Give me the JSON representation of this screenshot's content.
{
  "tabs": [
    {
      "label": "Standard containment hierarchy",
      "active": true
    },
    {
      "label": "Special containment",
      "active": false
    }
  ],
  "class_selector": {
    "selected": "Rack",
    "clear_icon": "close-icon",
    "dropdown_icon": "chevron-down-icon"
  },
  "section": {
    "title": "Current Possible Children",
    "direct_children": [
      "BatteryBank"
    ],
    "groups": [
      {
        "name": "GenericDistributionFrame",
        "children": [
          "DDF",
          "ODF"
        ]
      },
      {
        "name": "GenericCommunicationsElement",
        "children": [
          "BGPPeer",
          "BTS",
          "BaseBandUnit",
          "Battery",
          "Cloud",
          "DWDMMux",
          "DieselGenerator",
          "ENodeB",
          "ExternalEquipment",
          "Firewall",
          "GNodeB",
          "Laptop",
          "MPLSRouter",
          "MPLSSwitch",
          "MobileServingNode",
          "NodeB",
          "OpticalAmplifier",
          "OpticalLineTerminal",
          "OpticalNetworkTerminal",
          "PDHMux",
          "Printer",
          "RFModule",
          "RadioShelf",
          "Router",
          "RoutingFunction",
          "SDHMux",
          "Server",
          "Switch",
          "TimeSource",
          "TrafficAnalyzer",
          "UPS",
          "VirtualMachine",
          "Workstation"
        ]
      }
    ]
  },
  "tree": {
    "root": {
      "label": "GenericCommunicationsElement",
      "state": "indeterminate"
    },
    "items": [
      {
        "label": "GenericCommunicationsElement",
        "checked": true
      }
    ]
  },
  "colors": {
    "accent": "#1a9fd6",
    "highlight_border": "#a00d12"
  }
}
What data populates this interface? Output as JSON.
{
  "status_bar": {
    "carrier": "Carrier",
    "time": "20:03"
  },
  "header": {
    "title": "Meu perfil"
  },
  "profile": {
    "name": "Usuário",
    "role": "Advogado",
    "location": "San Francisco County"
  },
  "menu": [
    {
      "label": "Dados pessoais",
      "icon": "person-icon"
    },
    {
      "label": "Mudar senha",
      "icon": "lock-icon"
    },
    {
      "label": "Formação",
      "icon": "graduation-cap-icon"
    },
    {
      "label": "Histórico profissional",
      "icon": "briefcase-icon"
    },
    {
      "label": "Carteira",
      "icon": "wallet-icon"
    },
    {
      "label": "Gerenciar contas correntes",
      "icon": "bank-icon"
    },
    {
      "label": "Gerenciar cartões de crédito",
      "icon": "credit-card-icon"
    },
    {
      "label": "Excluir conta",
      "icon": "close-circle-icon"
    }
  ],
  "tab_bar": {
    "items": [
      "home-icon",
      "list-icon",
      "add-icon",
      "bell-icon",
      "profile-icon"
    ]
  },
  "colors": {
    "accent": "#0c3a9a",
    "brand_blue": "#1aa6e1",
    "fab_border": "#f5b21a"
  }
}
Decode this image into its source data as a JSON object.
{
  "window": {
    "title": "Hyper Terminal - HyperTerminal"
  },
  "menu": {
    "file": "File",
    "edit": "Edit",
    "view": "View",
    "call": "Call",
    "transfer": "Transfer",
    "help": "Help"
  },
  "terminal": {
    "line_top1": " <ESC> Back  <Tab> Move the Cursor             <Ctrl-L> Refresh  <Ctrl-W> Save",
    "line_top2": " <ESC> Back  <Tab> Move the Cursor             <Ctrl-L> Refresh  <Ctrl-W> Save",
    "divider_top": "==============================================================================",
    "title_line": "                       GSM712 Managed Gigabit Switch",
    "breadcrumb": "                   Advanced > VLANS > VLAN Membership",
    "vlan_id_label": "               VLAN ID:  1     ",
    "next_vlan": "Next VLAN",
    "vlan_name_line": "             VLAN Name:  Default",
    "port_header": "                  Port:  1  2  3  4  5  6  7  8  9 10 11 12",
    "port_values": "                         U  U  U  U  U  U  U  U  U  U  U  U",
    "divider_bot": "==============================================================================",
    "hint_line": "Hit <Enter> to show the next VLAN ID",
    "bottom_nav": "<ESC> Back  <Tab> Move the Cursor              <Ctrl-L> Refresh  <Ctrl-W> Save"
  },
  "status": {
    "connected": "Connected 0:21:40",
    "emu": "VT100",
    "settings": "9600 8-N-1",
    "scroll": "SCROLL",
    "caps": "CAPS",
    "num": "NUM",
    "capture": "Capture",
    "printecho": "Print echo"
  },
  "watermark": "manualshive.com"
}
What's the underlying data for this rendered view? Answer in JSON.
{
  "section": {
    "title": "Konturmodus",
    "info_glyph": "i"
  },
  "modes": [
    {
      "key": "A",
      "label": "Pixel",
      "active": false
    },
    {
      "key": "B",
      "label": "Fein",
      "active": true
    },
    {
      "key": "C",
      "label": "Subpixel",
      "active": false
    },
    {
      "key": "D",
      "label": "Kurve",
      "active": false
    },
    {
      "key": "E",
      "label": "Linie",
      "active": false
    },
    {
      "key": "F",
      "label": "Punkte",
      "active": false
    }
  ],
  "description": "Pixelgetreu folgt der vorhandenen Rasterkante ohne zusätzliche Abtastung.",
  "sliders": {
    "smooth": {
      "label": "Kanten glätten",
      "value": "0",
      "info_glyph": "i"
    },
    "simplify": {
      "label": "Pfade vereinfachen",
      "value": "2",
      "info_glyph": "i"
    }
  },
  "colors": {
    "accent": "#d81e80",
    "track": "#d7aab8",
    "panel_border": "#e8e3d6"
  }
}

*TASK DETAILS*. Return the lines of the records that include the string "JSON".

*ANSWER TO THE TASK*.
Give me the JSON representation of this screenshot's content.
What data populates this interface? Output as JSON.
Decode this image into its source data as a JSON object.
What's the underlying data for this rendered view? Answer in JSON.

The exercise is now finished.